* start Material to process *

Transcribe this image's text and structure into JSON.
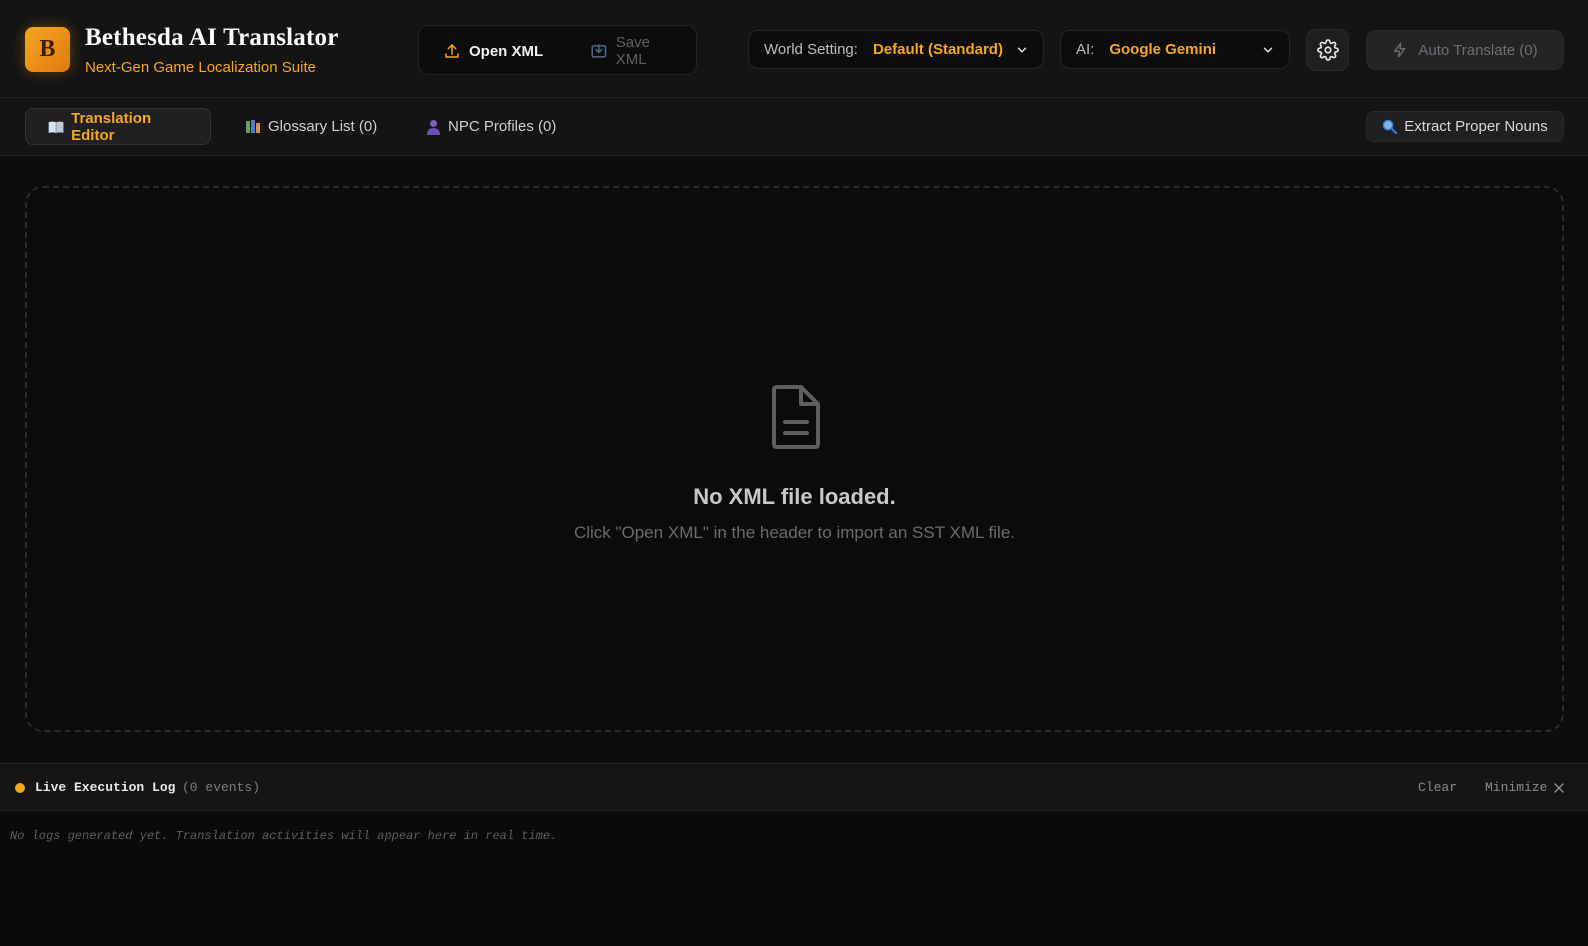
{
  "header": {
    "logo_letter": "B",
    "title": "Bethesda AI Translator",
    "subtitle": "Next-Gen Game Localization Suite",
    "open_xml": "Open XML",
    "save_xml": "Save XML",
    "world_setting": {
      "label": "World Setting:",
      "value": "Default (Standard)"
    },
    "ai": {
      "label": "AI:",
      "value": "Google Gemini"
    },
    "auto_translate": "Auto Translate (0)"
  },
  "tabs": [
    {
      "label": "Translation Editor",
      "icon": "book-icon",
      "active": true
    },
    {
      "label": "Glossary List (0)",
      "icon": "books-icon",
      "active": false
    },
    {
      "label": "NPC Profiles (0)",
      "icon": "person-icon",
      "active": false
    }
  ],
  "extract": {
    "label": "Extract Proper Nouns",
    "icon": "magnifier-icon"
  },
  "empty_state": {
    "icon": "document-icon",
    "title": "No XML file loaded.",
    "subtitle": "Click \"Open XML\" in the header to import an SST XML file."
  },
  "log": {
    "title": "Live Execution Log",
    "count": "(0 events)",
    "clear": "Clear",
    "minimize": "Minimize",
    "empty_message": "No logs generated yet. Translation activities will appear here in real time."
  },
  "colors": {
    "accent": "#f5a623",
    "background": "#0d0d0e",
    "panel": "#141415"
  }
}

* end Material to process *

§ Written instruction
Find the lines above that contain the word "value" and collect them.

§ Solution for this task
      "value": "Default (Standard)"
      "value": "Google Gemini"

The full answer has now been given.